▶ [GIVEN TASK]
Search the listing for the string "color" and copy every line that contains it.

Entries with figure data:
— begin —

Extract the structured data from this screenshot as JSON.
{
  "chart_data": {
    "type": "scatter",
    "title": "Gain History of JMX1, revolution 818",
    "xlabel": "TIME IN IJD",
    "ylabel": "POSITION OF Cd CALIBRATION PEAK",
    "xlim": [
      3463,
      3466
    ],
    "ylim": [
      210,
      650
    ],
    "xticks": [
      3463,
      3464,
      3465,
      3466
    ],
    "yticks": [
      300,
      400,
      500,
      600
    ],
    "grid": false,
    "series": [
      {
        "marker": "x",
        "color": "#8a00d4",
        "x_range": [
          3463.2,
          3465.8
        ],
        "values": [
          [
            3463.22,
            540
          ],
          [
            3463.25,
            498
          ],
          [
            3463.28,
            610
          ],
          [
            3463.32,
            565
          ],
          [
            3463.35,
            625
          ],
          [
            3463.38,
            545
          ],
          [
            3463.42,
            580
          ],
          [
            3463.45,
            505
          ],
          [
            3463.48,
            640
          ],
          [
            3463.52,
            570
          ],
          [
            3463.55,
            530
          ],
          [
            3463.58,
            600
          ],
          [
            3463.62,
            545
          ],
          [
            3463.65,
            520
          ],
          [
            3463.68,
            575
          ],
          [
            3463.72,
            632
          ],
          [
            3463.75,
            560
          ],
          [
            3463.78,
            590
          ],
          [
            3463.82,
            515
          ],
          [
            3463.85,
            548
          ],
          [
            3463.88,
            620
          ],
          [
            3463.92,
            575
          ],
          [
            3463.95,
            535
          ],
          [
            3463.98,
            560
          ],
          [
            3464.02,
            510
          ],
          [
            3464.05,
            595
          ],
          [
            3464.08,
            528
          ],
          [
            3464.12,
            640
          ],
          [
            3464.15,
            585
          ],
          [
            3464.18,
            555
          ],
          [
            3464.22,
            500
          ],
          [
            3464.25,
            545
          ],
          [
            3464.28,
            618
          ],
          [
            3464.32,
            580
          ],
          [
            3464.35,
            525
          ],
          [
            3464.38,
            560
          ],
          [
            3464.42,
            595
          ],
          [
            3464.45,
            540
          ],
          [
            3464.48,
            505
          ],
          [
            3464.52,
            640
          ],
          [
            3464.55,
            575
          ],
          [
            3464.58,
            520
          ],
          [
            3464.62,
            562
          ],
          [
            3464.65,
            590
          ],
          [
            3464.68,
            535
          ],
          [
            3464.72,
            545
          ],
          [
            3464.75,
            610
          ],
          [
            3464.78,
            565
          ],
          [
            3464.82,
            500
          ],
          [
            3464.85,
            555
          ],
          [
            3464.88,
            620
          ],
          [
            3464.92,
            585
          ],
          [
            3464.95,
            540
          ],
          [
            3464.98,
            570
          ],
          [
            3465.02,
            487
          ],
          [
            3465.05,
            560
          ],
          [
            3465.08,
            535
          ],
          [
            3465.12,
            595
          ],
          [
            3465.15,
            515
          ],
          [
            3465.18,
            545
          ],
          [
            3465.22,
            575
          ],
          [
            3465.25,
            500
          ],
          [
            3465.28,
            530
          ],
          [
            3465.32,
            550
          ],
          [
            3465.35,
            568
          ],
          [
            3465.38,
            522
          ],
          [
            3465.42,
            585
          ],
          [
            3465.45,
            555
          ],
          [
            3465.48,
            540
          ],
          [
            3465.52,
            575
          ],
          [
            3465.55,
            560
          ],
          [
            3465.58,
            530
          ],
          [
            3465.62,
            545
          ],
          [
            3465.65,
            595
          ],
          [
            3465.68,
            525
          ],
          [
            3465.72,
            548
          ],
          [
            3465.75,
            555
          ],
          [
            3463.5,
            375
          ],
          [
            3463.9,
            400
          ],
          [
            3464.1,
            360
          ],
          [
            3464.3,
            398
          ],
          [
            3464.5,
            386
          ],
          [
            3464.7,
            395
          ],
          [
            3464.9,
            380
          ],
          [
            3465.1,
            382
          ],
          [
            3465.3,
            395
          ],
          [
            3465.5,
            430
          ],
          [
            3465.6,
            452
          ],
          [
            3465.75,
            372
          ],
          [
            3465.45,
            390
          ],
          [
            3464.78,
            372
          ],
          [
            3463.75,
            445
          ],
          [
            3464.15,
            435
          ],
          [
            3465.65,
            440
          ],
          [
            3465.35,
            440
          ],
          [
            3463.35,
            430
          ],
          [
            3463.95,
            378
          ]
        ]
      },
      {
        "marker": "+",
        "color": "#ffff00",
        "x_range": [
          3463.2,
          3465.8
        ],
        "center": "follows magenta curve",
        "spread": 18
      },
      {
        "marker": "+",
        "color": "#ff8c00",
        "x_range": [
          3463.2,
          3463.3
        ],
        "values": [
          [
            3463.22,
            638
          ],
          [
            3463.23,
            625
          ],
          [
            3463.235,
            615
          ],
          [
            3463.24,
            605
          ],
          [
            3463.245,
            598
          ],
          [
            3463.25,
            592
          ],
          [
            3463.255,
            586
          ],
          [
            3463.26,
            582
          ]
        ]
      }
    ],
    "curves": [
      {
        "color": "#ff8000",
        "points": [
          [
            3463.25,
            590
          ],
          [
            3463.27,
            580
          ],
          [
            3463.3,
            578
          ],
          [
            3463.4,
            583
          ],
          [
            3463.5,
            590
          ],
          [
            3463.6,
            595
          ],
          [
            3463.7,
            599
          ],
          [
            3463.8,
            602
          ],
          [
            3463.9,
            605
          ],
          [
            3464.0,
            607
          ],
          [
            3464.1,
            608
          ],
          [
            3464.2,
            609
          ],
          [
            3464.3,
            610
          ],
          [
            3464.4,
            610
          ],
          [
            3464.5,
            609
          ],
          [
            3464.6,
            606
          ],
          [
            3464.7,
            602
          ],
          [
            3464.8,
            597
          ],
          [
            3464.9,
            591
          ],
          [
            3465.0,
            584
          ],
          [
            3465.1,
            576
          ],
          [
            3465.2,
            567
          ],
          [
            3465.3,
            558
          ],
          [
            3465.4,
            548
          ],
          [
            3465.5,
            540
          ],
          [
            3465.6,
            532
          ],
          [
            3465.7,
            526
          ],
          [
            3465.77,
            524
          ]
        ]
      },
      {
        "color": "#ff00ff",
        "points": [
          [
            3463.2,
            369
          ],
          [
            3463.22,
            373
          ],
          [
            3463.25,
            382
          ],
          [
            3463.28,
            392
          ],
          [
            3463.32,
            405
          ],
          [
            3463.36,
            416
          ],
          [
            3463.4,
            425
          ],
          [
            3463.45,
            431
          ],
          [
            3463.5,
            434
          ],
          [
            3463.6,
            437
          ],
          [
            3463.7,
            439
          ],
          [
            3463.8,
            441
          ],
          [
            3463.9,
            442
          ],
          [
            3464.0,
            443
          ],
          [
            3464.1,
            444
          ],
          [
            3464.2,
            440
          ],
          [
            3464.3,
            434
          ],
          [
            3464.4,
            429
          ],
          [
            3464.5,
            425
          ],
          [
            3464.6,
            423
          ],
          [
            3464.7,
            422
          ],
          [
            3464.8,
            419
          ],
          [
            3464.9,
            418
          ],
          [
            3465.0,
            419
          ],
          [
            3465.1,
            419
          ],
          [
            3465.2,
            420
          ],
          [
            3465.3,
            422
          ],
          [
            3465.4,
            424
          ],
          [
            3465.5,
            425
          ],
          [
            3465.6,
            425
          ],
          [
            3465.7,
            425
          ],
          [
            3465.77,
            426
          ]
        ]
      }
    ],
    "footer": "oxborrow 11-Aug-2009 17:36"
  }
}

— end —

▶ [ANSWER FOR THIS EXERCISE]
        "color": "#8a00d4",
        "color": "#ffff00",
        "color": "#ff8c00",
        "color": "#ff8000",
        "color": "#ff00ff",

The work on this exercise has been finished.